» The task:
Without skipping anything, write out each record below exactly.

----------------

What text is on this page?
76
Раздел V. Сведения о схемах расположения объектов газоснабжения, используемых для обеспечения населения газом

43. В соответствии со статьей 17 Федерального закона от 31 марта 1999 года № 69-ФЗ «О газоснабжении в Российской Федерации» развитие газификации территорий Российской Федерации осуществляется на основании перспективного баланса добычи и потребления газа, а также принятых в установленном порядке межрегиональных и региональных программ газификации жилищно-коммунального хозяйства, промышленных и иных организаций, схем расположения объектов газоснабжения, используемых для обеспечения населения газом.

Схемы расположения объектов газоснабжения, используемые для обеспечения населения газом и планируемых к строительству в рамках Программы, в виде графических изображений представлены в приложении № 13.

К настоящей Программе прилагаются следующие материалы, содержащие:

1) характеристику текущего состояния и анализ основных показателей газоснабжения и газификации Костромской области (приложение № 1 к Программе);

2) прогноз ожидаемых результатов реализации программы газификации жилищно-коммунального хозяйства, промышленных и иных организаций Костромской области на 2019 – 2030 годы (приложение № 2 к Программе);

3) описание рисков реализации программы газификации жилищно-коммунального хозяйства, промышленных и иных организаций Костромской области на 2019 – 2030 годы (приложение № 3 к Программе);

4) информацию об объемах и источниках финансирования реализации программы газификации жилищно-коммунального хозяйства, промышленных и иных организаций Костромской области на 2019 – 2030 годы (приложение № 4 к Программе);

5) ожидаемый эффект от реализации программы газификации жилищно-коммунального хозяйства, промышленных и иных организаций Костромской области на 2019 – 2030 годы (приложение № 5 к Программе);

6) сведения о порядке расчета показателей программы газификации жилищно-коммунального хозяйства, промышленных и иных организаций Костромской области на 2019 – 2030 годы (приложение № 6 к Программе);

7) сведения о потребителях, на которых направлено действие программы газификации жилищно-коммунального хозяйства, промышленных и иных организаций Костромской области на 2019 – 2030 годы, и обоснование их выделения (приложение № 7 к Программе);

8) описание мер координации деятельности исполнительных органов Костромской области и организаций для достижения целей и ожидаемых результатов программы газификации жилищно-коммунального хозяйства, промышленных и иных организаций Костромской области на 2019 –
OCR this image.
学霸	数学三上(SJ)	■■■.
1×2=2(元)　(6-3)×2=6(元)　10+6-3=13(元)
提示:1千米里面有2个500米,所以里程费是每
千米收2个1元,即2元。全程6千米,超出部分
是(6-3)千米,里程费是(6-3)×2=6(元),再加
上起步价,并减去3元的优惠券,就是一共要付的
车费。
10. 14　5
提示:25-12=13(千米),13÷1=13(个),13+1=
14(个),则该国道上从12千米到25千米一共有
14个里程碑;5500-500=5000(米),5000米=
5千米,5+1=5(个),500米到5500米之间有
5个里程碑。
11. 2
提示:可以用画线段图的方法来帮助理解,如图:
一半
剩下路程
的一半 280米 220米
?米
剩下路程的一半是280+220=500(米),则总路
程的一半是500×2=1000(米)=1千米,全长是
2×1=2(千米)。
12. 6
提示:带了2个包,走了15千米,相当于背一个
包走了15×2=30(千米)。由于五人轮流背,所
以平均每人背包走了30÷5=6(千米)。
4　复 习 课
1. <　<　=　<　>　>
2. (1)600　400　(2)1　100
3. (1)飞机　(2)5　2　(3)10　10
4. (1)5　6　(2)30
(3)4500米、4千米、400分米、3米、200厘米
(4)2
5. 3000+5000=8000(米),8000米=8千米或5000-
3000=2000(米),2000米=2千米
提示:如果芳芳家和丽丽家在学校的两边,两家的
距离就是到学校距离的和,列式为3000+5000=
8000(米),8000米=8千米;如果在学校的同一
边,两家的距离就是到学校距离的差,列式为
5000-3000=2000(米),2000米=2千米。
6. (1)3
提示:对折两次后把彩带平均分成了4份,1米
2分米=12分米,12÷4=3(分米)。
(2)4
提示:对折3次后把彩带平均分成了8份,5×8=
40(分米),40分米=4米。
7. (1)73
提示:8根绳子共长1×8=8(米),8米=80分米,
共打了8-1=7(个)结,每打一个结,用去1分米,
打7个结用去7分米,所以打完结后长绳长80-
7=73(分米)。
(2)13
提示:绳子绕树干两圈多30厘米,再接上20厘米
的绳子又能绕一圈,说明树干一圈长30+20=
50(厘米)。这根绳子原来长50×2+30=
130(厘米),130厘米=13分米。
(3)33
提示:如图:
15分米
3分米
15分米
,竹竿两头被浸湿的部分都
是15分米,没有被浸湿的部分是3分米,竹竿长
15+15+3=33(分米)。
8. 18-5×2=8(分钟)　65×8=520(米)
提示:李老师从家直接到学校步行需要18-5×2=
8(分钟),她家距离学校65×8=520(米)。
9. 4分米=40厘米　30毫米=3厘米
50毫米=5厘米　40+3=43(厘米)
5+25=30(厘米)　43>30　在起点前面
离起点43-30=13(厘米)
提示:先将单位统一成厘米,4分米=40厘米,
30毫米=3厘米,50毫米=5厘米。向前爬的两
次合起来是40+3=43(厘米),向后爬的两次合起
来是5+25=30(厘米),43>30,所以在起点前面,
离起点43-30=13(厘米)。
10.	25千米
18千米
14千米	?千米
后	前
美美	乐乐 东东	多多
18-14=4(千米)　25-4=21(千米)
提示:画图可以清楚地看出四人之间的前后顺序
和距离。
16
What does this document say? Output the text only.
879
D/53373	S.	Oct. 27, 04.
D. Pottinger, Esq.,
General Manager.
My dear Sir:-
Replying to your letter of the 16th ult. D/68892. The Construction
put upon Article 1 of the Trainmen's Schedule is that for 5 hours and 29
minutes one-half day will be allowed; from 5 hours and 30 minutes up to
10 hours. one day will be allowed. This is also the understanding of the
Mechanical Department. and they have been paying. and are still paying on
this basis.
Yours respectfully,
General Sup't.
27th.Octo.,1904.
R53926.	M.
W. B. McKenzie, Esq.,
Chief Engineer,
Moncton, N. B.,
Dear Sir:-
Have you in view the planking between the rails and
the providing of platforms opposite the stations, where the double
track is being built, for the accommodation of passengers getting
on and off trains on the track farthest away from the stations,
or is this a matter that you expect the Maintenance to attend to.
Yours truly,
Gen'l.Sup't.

----------------

» Exercise output:
What text is on this page?
76
Раздел V. Сведения о схемах расположения объектов газоснабжения, используемых для обеспечения населения газом

43. В соответствии со статьей 17 Федерального закона от 31 марта 1999 года № 69-ФЗ «О газоснабжении в Российской Федерации» развитие газификации территорий Российской Федерации осуществляется на основании перспективного баланса добычи и потребления газа, а также принятых в установленном порядке межрегиональных и региональных программ газификации жилищно-коммунального хозяйства, промышленных и иных организаций, схем расположения объектов газоснабжения, используемых для обеспечения населения газом.

Схемы расположения объектов газоснабжения, используемые для обеспечения населения газом и планируемых к строительству в рамках Программы, в виде графических изображений представлены в приложении № 13.

К настоящей Программе прилагаются следующие материалы, содержащие:

1) характеристику текущего состояния и анализ основных показателей газоснабжения и газификации Костромской области (приложение № 1 к Программе);

2) прогноз ожидаемых результатов реализации программы газификации жилищно-коммунального хозяйства, промышленных и иных организаций Костромской области на 2019 – 2030 годы (приложение № 2 к Программе);

3) описание рисков реализации программы газификации жилищно-коммунального хозяйства, промышленных и иных организаций Костромской области на 2019 – 2030 годы (приложение № 3 к Программе);

4) информацию об объемах и источниках финансирования реализации программы газификации жилищно-коммунального хозяйства, промышленных и иных организаций Костромской области на 2019 – 2030 годы (приложение № 4 к Программе);

5) ожидаемый эффект от реализации программы газификации жилищно-коммунального хозяйства, промышленных и иных организаций Костромской области на 2019 – 2030 годы (приложение № 5 к Программе);

6) сведения о порядке расчета показателей программы газификации жилищно-коммунального хозяйства, промышленных и иных организаций Костромской области на 2019 – 2030 годы (приложение № 6 к Программе);

7) сведения о потребителях, на которых направлено действие программы газификации жилищно-коммунального хозяйства, промышленных и иных организаций Костромской области на 2019 – 2030 годы, и обоснование их выделения (приложение № 7 к Программе);

8) описание мер координации деятельности исполнительных органов Костромской области и организаций для достижения целей и ожидаемых результатов программы газификации жилищно-коммунального хозяйства, промышленных и иных организаций Костромской области на 2019 –
OCR this image.
学霸	数学三上(SJ)	■■■.
1×2=2(元)　(6-3)×2=6(元)　10+6-3=13(元)
提示:1千米里面有2个500米,所以里程费是每
千米收2个1元,即2元。全程6千米,超出部分
是(6-3)千米,里程费是(6-3)×2=6(元),再加
上起步价,并减去3元的优惠券,就是一共要付的
车费。
10. 14　5
提示:25-12=13(千米),13÷1=13(个),13+1=
14(个),则该国道上从12千米到25千米一共有
14个里程碑;5500-500=5000(米),5000米=
5千米,5+1=5(个),500米到5500米之间有
5个里程碑。
11. 2
提示:可以用画线段图的方法来帮助理解,如图:
一半
剩下路程
的一半 280米 220米
?米
剩下路程的一半是280+220=500(米),则总路
程的一半是500×2=1000(米)=1千米,全长是
2×1=2(千米)。
12. 6
提示:带了2个包,走了15千米,相当于背一个
包走了15×2=30(千米)。由于五人轮流背,所
以平均每人背包走了30÷5=6(千米)。
4　复 习 课
1. <　<　=　<　>　>
2. (1)600　400　(2)1　100
3. (1)飞机　(2)5　2　(3)10　10
4. (1)5　6　(2)30
(3)4500米、4千米、400分米、3米、200厘米
(4)2
5. 3000+5000=8000(米),8000米=8千米或5000-
3000=2000(米),2000米=2千米
提示:如果芳芳家和丽丽家在学校的两边,两家的
距离就是到学校距离的和,列式为3000+5000=
8000(米),8000米=8千米;如果在学校的同一
边,两家的距离就是到学校距离的差,列式为
5000-3000=2000(米),2000米=2千米。
6. (1)3
提示:对折两次后把彩带平均分成了4份,1米
2分米=12分米,12÷4=3(分米)。
(2)4
提示:对折3次后把彩带平均分成了8份,5×8=
40(分米),40分米=4米。
7. (1)73
提示:8根绳子共长1×8=8(米),8米=80分米,
共打了8-1=7(个)结,每打一个结,用去1分米,
打7个结用去7分米,所以打完结后长绳长80-
7=73(分米)。
(2)13
提示:绳子绕树干两圈多30厘米,再接上20厘米
的绳子又能绕一圈,说明树干一圈长30+20=
50(厘米)。这根绳子原来长50×2+30=
130(厘米),130厘米=13分米。
(3)33
提示:如图:
15分米
3分米
15分米
,竹竿两头被浸湿的部分都
是15分米,没有被浸湿的部分是3分米,竹竿长
15+15+3=33(分米)。
8. 18-5×2=8(分钟)　65×8=520(米)
提示:李老师从家直接到学校步行需要18-5×2=
8(分钟),她家距离学校65×8=520(米)。
9. 4分米=40厘米　30毫米=3厘米
50毫米=5厘米　40+3=43(厘米)
5+25=30(厘米)　43>30　在起点前面
离起点43-30=13(厘米)
提示:先将单位统一成厘米,4分米=40厘米,
30毫米=3厘米,50毫米=5厘米。向前爬的两
次合起来是40+3=43(厘米),向后爬的两次合起
来是5+25=30(厘米),43>30,所以在起点前面,
离起点43-30=13(厘米)。
10.	25千米
18千米
14千米	?千米
后	前
美美	乐乐 东东	多多
18-14=4(千米)　25-4=21(千米)
提示:画图可以清楚地看出四人之间的前后顺序
和距离。
16
What does this document say? Output the text only.
879
D/53373	S.	Oct. 27, 04.
D. Pottinger, Esq.,
General Manager.
My dear Sir:-
Replying to your letter of the 16th ult. D/68892. The Construction
put upon Article 1 of the Trainmen's Schedule is that for 5 hours and 29
minutes one-half day will be allowed; from 5 hours and 30 minutes up to
10 hours. one day will be allowed. This is also the understanding of the
Mechanical Department. and they have been paying. and are still paying on
this basis.
Yours respectfully,
General Sup't.
27th.Octo.,1904.
R53926.	M.
W. B. McKenzie, Esq.,
Chief Engineer,
Moncton, N. B.,
Dear Sir:-
Have you in view the planking between the rails and
the providing of platforms opposite the stations, where the double
track is being built, for the accommodation of passengers getting
on and off trains on the track farthest away from the stations,
or is this a matter that you expect the Maintenance to attend to.
Yours truly,
Gen'l.Sup't.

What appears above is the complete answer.